[Records for the task]
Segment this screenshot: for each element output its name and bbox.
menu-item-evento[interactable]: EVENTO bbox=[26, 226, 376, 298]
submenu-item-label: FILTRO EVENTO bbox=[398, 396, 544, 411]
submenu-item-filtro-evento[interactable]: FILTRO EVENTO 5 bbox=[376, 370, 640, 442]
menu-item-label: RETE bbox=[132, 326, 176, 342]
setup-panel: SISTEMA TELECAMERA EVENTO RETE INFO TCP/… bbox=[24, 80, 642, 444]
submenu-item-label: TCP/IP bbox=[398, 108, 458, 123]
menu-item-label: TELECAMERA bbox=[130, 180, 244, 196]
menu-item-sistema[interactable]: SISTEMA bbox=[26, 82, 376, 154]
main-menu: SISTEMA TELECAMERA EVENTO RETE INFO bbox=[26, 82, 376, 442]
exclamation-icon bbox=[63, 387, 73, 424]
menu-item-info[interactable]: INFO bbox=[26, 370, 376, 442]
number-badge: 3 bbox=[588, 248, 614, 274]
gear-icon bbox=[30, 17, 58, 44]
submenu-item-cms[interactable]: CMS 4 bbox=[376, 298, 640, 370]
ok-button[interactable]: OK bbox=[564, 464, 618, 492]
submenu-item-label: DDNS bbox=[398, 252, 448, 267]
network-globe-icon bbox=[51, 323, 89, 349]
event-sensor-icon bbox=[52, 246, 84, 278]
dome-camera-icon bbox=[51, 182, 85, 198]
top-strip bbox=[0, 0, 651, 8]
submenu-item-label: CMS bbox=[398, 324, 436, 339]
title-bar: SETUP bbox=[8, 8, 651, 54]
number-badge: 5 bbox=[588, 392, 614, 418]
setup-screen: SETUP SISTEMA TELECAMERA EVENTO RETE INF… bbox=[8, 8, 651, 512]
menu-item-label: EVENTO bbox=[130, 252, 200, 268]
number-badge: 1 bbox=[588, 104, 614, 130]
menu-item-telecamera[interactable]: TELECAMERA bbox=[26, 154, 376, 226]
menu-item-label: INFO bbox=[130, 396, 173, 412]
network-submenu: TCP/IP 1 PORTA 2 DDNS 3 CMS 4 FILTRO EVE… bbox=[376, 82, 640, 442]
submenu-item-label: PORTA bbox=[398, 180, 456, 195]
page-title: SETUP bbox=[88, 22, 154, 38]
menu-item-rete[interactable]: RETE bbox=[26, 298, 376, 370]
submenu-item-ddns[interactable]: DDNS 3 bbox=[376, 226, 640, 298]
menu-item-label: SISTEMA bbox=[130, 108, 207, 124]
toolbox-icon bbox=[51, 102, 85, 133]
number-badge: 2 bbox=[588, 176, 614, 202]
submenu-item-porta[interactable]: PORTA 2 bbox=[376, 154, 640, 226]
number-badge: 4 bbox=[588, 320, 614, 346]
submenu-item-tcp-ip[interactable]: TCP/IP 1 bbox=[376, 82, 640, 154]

...

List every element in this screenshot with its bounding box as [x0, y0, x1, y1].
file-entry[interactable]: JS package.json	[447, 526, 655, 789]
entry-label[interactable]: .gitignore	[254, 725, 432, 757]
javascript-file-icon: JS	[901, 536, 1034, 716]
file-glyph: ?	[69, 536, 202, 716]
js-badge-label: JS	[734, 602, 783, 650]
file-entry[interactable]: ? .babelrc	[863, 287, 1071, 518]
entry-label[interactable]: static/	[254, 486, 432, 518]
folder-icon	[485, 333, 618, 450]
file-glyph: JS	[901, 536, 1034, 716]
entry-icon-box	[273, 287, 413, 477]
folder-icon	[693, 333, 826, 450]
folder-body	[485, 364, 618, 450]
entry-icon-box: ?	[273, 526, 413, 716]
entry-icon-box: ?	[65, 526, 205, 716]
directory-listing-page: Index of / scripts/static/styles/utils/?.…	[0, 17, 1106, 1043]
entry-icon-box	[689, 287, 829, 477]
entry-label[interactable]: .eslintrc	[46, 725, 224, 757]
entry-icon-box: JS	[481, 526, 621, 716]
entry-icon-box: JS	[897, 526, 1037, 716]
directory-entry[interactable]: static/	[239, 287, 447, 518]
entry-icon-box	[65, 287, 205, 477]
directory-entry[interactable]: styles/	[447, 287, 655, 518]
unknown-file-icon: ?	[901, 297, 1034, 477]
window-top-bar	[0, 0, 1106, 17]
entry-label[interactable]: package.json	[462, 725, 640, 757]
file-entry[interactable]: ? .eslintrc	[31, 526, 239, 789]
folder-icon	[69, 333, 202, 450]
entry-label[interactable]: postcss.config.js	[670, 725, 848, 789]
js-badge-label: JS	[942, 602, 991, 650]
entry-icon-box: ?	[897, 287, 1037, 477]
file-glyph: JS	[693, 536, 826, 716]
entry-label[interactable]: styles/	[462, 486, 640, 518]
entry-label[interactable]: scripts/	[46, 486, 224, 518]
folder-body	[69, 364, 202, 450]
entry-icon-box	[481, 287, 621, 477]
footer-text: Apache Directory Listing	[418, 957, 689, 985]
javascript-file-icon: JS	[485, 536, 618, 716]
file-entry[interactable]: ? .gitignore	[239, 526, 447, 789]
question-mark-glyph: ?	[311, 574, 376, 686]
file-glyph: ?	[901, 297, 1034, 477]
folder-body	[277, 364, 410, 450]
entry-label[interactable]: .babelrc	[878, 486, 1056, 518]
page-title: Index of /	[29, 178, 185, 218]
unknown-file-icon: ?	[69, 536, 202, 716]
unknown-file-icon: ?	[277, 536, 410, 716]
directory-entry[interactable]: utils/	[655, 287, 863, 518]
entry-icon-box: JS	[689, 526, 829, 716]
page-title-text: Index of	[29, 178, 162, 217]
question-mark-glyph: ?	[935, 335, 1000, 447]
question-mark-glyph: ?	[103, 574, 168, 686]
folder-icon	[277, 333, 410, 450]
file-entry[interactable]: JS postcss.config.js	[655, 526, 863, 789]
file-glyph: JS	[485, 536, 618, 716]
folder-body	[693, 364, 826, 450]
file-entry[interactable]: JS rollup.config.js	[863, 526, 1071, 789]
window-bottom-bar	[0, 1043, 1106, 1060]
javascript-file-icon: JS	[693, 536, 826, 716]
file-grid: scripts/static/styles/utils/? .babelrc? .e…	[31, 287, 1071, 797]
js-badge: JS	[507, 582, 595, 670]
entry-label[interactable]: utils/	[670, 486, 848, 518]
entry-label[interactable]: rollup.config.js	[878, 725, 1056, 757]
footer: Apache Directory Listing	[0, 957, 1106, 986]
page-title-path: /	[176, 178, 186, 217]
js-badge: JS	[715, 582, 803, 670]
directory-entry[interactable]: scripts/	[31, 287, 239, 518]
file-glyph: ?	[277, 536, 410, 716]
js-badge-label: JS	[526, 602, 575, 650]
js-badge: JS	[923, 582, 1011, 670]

==

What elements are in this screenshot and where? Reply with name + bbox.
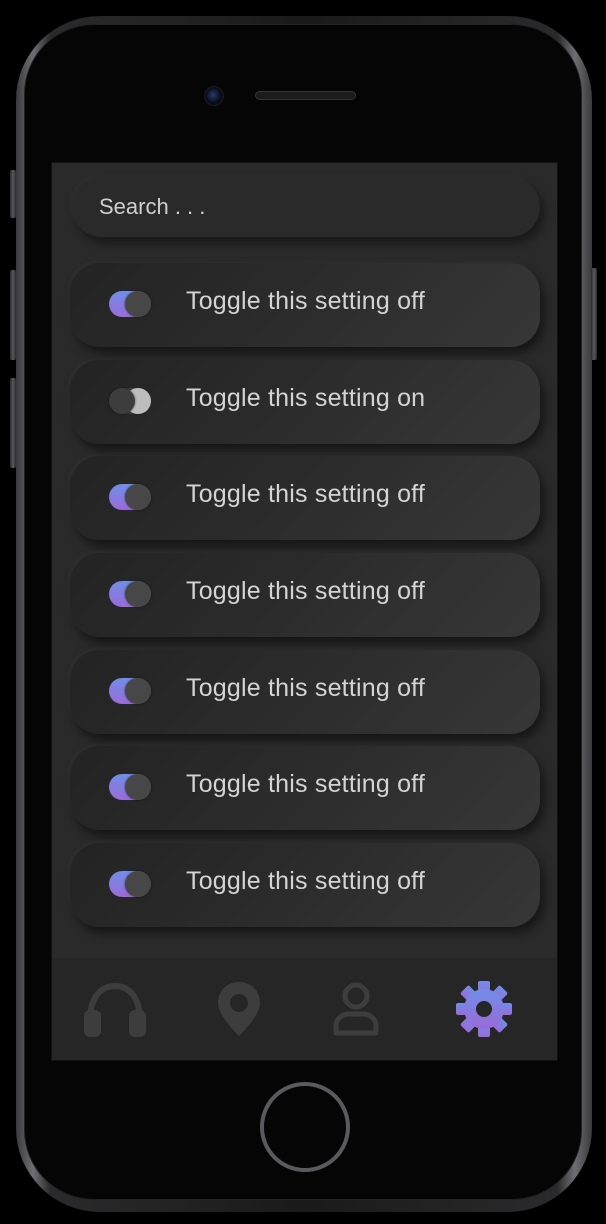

[Stated task]
Retype the listing exactly, starting with the line that contains "Segment this screenshot: for" and going down through the line that contains "submenu-item-tcp-ip[interactable]: TCP/IP 1", both of those lines included.

[Full response]
Segment this screenshot: for each element output its name and bbox.
menu-item-evento[interactable]: EVENTO bbox=[26, 226, 376, 298]
submenu-item-label: FILTRO EVENTO bbox=[398, 396, 544, 411]
submenu-item-filtro-evento[interactable]: FILTRO EVENTO 5 bbox=[376, 370, 640, 442]
menu-item-label: RETE bbox=[132, 326, 176, 342]
setup-panel: SISTEMA TELECAMERA EVENTO RETE INFO TCP/… bbox=[24, 80, 642, 444]
submenu-item-label: TCP/IP bbox=[398, 108, 458, 123]
menu-item-label: TELECAMERA bbox=[130, 180, 244, 196]
menu-item-sistema[interactable]: SISTEMA bbox=[26, 82, 376, 154]
main-menu: SISTEMA TELECAMERA EVENTO RETE INFO bbox=[26, 82, 376, 442]
exclamation-icon bbox=[63, 387, 73, 424]
menu-item-info[interactable]: INFO bbox=[26, 370, 376, 442]
number-badge: 3 bbox=[588, 248, 614, 274]
gear-icon bbox=[30, 17, 58, 44]
submenu-item-cms[interactable]: CMS 4 bbox=[376, 298, 640, 370]
ok-button[interactable]: OK bbox=[564, 464, 618, 492]
submenu-item-label: DDNS bbox=[398, 252, 448, 267]
network-globe-icon bbox=[51, 323, 89, 349]
event-sensor-icon bbox=[52, 246, 84, 278]
dome-camera-icon bbox=[51, 182, 85, 198]
top-strip bbox=[0, 0, 651, 8]
submenu-item-label: CMS bbox=[398, 324, 436, 339]
title-bar: SETUP bbox=[8, 8, 651, 54]
number-badge: 5 bbox=[588, 392, 614, 418]
setup-screen: SETUP SISTEMA TELECAMERA EVENTO RETE INF… bbox=[8, 8, 651, 512]
menu-item-label: EVENTO bbox=[130, 252, 200, 268]
number-badge: 1 bbox=[588, 104, 614, 130]
menu-item-telecamera[interactable]: TELECAMERA bbox=[26, 154, 376, 226]
menu-item-label: INFO bbox=[130, 396, 173, 412]
network-submenu: TCP/IP 1 PORTA 2 DDNS 3 CMS 4 FILTRO EVE… bbox=[376, 82, 640, 442]
submenu-item-label: PORTA bbox=[398, 180, 456, 195]
page-title: SETUP bbox=[88, 22, 154, 38]
menu-item-rete[interactable]: RETE bbox=[26, 298, 376, 370]
submenu-item-ddns[interactable]: DDNS 3 bbox=[376, 226, 640, 298]
menu-item-label: SISTEMA bbox=[130, 108, 207, 124]
toolbox-icon bbox=[51, 102, 85, 133]
number-badge: 2 bbox=[588, 176, 614, 202]
submenu-item-porta[interactable]: PORTA 2 bbox=[376, 154, 640, 226]
number-badge: 4 bbox=[588, 320, 614, 346]
submenu-item-tcp-ip[interactable]: TCP/IP 1 bbox=[376, 82, 640, 154]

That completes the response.